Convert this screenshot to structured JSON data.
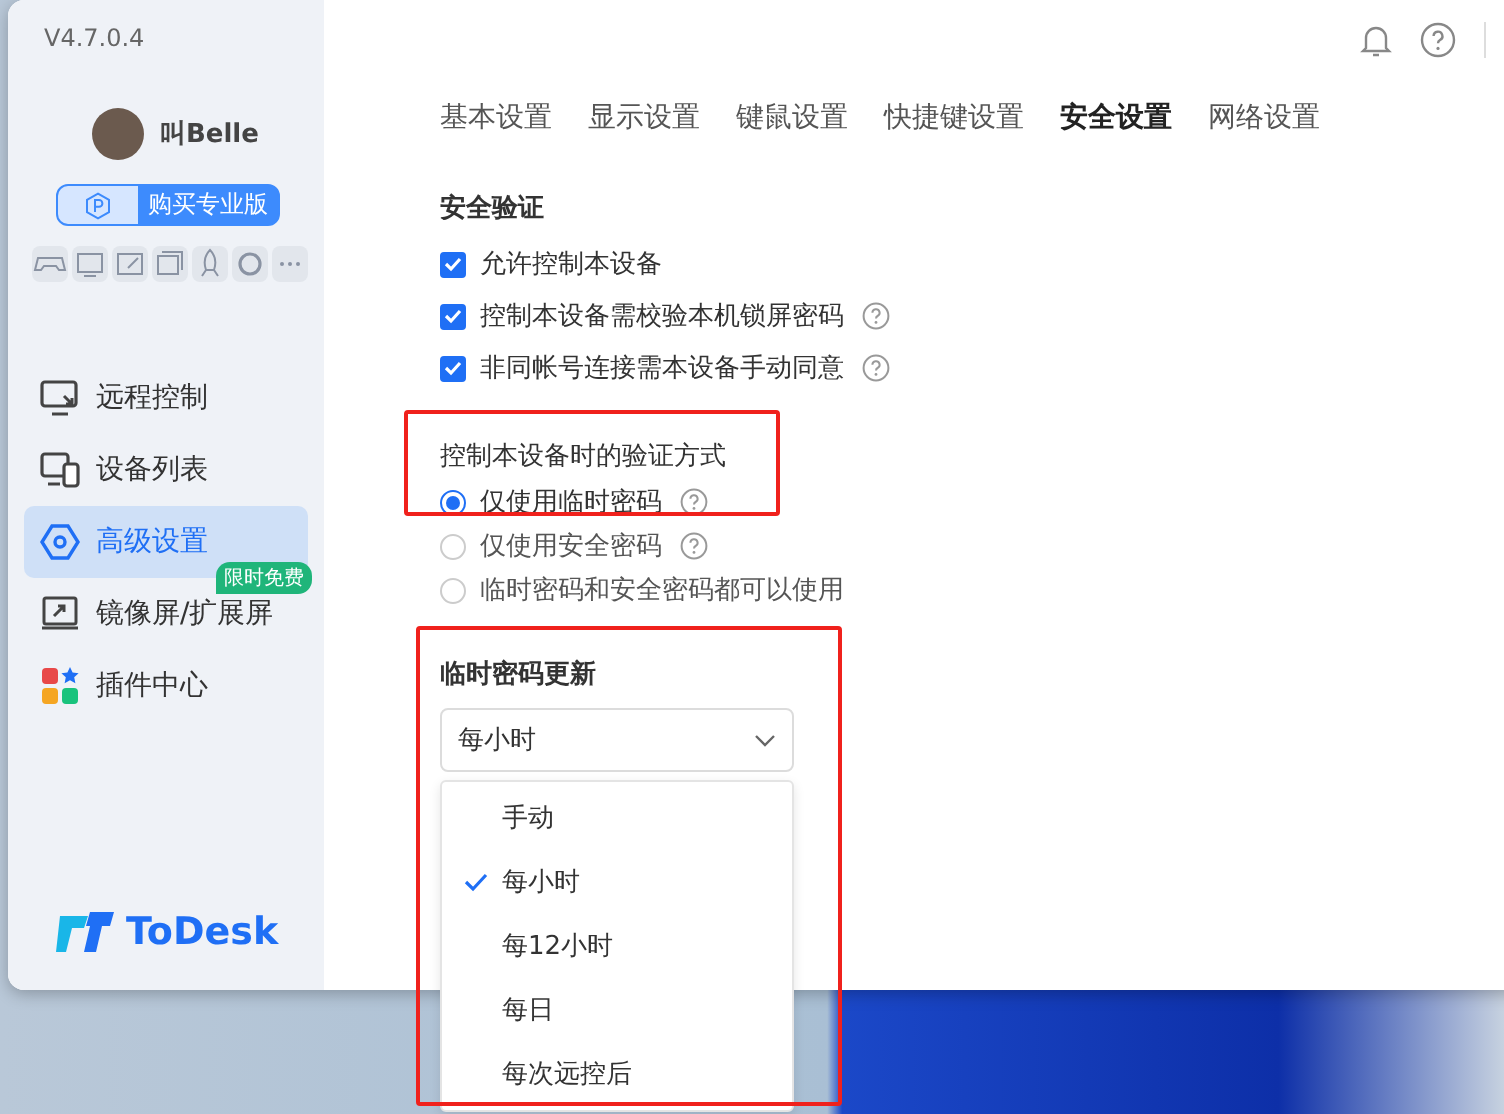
{
  "app": {
    "version": "V4.7.0.4",
    "logo_text": "ToDesk"
  },
  "user": {
    "name": "叫Belle",
    "upgrade_button": "购买专业版"
  },
  "nav": [
    {
      "label": "远程控制",
      "selected": false
    },
    {
      "label": "设备列表",
      "selected": false
    },
    {
      "label": "高级设置",
      "selected": true
    },
    {
      "label": "镜像屏/扩展屏",
      "selected": false,
      "badge": "限时免费"
    },
    {
      "label": "插件中心",
      "selected": false
    }
  ],
  "tabs": [
    {
      "label": "基本设置",
      "selected": false
    },
    {
      "label": "显示设置",
      "selected": false
    },
    {
      "label": "键鼠设置",
      "selected": false
    },
    {
      "label": "快捷键设置",
      "selected": false
    },
    {
      "label": "安全设置",
      "selected": true
    },
    {
      "label": "网络设置",
      "selected": false
    }
  ],
  "security_verification": {
    "title": "安全验证",
    "options": [
      {
        "label": "允许控制本设备",
        "checked": true,
        "help": false
      },
      {
        "label": "控制本设备需校验本机锁屏密码",
        "checked": true,
        "help": true
      },
      {
        "label": "非同帐号连接需本设备手动同意",
        "checked": true,
        "help": true
      }
    ]
  },
  "verification_method": {
    "title": "控制本设备时的验证方式",
    "options": [
      {
        "label": "仅使用临时密码",
        "selected": true,
        "help": true
      },
      {
        "label": "仅使用安全密码",
        "selected": false,
        "help": true
      },
      {
        "label": "临时密码和安全密码都可以使用",
        "selected": false,
        "help": false
      }
    ]
  },
  "temp_password_update": {
    "title": "临时密码更新",
    "select": {
      "value": "每小时"
    },
    "menu": [
      {
        "label": "手动",
        "selected": false
      },
      {
        "label": "每小时",
        "selected": true
      },
      {
        "label": "每12小时",
        "selected": false
      },
      {
        "label": "每日",
        "selected": false
      },
      {
        "label": "每次远控后",
        "selected": false
      }
    ]
  }
}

::::::

▸ What you are asked to do: Quote the material word for word, dropping any images it holds.

▸ Written answer:
Convert this screenshot to structured JSON data.
{
  "app": {
    "version": "V4.7.0.4",
    "logo_text": "ToDesk"
  },
  "user": {
    "name": "叫Belle",
    "upgrade_button": "购买专业版"
  },
  "nav": [
    {
      "label": "远程控制",
      "selected": false
    },
    {
      "label": "设备列表",
      "selected": false
    },
    {
      "label": "高级设置",
      "selected": true
    },
    {
      "label": "镜像屏/扩展屏",
      "selected": false,
      "badge": "限时免费"
    },
    {
      "label": "插件中心",
      "selected": false
    }
  ],
  "tabs": [
    {
      "label": "基本设置",
      "selected": false
    },
    {
      "label": "显示设置",
      "selected": false
    },
    {
      "label": "键鼠设置",
      "selected": false
    },
    {
      "label": "快捷键设置",
      "selected": false
    },
    {
      "label": "安全设置",
      "selected": true
    },
    {
      "label": "网络设置",
      "selected": false
    }
  ],
  "security_verification": {
    "title": "安全验证",
    "options": [
      {
        "label": "允许控制本设备",
        "checked": true,
        "help": false
      },
      {
        "label": "控制本设备需校验本机锁屏密码",
        "checked": true,
        "help": true
      },
      {
        "label": "非同帐号连接需本设备手动同意",
        "checked": true,
        "help": true
      }
    ]
  },
  "verification_method": {
    "title": "控制本设备时的验证方式",
    "options": [
      {
        "label": "仅使用临时密码",
        "selected": true,
        "help": true
      },
      {
        "label": "仅使用安全密码",
        "selected": false,
        "help": true
      },
      {
        "label": "临时密码和安全密码都可以使用",
        "selected": false,
        "help": false
      }
    ]
  },
  "temp_password_update": {
    "title": "临时密码更新",
    "select": {
      "value": "每小时"
    },
    "menu": [
      {
        "label": "手动",
        "selected": false
      },
      {
        "label": "每小时",
        "selected": true
      },
      {
        "label": "每12小时",
        "selected": false
      },
      {
        "label": "每日",
        "selected": false
      },
      {
        "label": "每次远控后",
        "selected": false
      }
    ]
  }
}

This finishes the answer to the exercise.